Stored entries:

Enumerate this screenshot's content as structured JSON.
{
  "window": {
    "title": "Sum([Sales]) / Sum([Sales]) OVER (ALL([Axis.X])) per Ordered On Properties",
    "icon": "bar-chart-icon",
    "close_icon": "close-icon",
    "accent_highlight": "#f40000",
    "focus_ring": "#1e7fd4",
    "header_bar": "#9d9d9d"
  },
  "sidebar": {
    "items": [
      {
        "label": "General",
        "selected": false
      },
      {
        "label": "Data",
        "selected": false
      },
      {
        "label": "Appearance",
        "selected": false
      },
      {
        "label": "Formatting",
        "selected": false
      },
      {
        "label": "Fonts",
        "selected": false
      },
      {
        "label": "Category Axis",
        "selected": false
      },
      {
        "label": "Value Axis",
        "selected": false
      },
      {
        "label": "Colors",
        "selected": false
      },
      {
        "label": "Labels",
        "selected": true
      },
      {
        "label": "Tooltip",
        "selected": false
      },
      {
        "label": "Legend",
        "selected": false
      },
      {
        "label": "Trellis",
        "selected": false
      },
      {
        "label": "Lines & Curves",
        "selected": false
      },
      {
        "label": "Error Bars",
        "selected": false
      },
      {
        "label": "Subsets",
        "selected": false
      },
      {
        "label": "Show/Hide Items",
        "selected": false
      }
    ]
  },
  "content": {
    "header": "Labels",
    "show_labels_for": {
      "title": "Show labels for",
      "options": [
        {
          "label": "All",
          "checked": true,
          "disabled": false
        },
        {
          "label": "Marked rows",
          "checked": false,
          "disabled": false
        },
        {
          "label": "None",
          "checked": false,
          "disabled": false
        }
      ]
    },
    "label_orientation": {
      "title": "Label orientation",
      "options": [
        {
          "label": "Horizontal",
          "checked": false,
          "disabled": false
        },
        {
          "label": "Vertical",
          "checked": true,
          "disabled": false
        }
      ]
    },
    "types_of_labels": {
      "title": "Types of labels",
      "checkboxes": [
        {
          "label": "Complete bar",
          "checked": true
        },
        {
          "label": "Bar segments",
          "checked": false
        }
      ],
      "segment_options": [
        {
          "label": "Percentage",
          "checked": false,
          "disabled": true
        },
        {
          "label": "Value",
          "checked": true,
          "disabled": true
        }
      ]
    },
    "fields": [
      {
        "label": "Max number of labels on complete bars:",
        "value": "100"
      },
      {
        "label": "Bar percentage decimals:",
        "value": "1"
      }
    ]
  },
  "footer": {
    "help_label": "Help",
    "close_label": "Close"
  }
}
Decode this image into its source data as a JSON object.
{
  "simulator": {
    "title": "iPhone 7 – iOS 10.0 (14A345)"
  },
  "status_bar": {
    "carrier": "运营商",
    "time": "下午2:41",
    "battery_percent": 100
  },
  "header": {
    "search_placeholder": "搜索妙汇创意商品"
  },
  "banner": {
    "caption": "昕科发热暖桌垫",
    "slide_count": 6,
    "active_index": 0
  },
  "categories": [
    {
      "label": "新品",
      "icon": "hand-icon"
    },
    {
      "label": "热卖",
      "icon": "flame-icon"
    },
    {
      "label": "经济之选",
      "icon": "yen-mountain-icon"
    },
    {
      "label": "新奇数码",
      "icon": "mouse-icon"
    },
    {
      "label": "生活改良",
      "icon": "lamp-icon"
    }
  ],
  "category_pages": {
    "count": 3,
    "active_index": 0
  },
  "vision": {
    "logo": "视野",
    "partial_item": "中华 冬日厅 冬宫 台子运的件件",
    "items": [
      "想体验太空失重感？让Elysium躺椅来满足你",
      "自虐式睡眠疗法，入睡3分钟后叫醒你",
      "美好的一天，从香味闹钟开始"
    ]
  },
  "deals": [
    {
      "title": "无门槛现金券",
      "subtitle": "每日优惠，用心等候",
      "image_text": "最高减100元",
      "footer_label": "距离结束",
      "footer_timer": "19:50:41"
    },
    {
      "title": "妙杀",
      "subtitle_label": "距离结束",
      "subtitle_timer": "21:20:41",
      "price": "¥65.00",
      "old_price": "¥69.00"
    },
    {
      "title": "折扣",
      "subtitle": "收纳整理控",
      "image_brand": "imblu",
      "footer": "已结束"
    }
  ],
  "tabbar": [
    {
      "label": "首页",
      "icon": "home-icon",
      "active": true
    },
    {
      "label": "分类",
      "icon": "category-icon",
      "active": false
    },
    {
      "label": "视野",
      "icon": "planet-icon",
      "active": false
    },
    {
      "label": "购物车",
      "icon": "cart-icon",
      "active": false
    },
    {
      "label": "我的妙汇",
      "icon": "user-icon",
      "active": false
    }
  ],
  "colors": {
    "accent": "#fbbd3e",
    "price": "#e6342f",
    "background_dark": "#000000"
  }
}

• **Exercise objective**: Restate every record exactly, leaving nothing out.

• **Output below**:
Enumerate this screenshot's content as structured JSON.
{
  "window": {
    "title": "Sum([Sales]) / Sum([Sales]) OVER (ALL([Axis.X])) per Ordered On Properties",
    "icon": "bar-chart-icon",
    "close_icon": "close-icon",
    "accent_highlight": "#f40000",
    "focus_ring": "#1e7fd4",
    "header_bar": "#9d9d9d"
  },
  "sidebar": {
    "items": [
      {
        "label": "General",
        "selected": false
      },
      {
        "label": "Data",
        "selected": false
      },
      {
        "label": "Appearance",
        "selected": false
      },
      {
        "label": "Formatting",
        "selected": false
      },
      {
        "label": "Fonts",
        "selected": false
      },
      {
        "label": "Category Axis",
        "selected": false
      },
      {
        "label": "Value Axis",
        "selected": false
      },
      {
        "label": "Colors",
        "selected": false
      },
      {
        "label": "Labels",
        "selected": true
      },
      {
        "label": "Tooltip",
        "selected": false
      },
      {
        "label": "Legend",
        "selected": false
      },
      {
        "label": "Trellis",
        "selected": false
      },
      {
        "label": "Lines & Curves",
        "selected": false
      },
      {
        "label": "Error Bars",
        "selected": false
      },
      {
        "label": "Subsets",
        "selected": false
      },
      {
        "label": "Show/Hide Items",
        "selected": false
      }
    ]
  },
  "content": {
    "header": "Labels",
    "show_labels_for": {
      "title": "Show labels for",
      "options": [
        {
          "label": "All",
          "checked": true,
          "disabled": false
        },
        {
          "label": "Marked rows",
          "checked": false,
          "disabled": false
        },
        {
          "label": "None",
          "checked": false,
          "disabled": false
        }
      ]
    },
    "label_orientation": {
      "title": "Label orientation",
      "options": [
        {
          "label": "Horizontal",
          "checked": false,
          "disabled": false
        },
        {
          "label": "Vertical",
          "checked": true,
          "disabled": false
        }
      ]
    },
    "types_of_labels": {
      "title": "Types of labels",
      "checkboxes": [
        {
          "label": "Complete bar",
          "checked": true
        },
        {
          "label": "Bar segments",
          "checked": false
        }
      ],
      "segment_options": [
        {
          "label": "Percentage",
          "checked": false,
          "disabled": true
        },
        {
          "label": "Value",
          "checked": true,
          "disabled": true
        }
      ]
    },
    "fields": [
      {
        "label": "Max number of labels on complete bars:",
        "value": "100"
      },
      {
        "label": "Bar percentage decimals:",
        "value": "1"
      }
    ]
  },
  "footer": {
    "help_label": "Help",
    "close_label": "Close"
  }
}
Decode this image into its source data as a JSON object.
{
  "simulator": {
    "title": "iPhone 7 – iOS 10.0 (14A345)"
  },
  "status_bar": {
    "carrier": "运营商",
    "time": "下午2:41",
    "battery_percent": 100
  },
  "header": {
    "search_placeholder": "搜索妙汇创意商品"
  },
  "banner": {
    "caption": "昕科发热暖桌垫",
    "slide_count": 6,
    "active_index": 0
  },
  "categories": [
    {
      "label": "新品",
      "icon": "hand-icon"
    },
    {
      "label": "热卖",
      "icon": "flame-icon"
    },
    {
      "label": "经济之选",
      "icon": "yen-mountain-icon"
    },
    {
      "label": "新奇数码",
      "icon": "mouse-icon"
    },
    {
      "label": "生活改良",
      "icon": "lamp-icon"
    }
  ],
  "category_pages": {
    "count": 3,
    "active_index": 0
  },
  "vision": {
    "logo": "视野",
    "partial_item": "中华 冬日厅 冬宫 台子运的件件",
    "items": [
      "想体验太空失重感？让Elysium躺椅来满足你",
      "自虐式睡眠疗法，入睡3分钟后叫醒你",
      "美好的一天，从香味闹钟开始"
    ]
  },
  "deals": [
    {
      "title": "无门槛现金券",
      "subtitle": "每日优惠，用心等候",
      "image_text": "最高减100元",
      "footer_label": "距离结束",
      "footer_timer": "19:50:41"
    },
    {
      "title": "妙杀",
      "subtitle_label": "距离结束",
      "subtitle_timer": "21:20:41",
      "price": "¥65.00",
      "old_price": "¥69.00"
    },
    {
      "title": "折扣",
      "subtitle": "收纳整理控",
      "image_brand": "imblu",
      "footer": "已结束"
    }
  ],
  "tabbar": [
    {
      "label": "首页",
      "icon": "home-icon",
      "active": true
    },
    {
      "label": "分类",
      "icon": "category-icon",
      "active": false
    },
    {
      "label": "视野",
      "icon": "planet-icon",
      "active": false
    },
    {
      "label": "购物车",
      "icon": "cart-icon",
      "active": false
    },
    {
      "label": "我的妙汇",
      "icon": "user-icon",
      "active": false
    }
  ],
  "colors": {
    "accent": "#fbbd3e",
    "price": "#e6342f",
    "background_dark": "#000000"
  }
}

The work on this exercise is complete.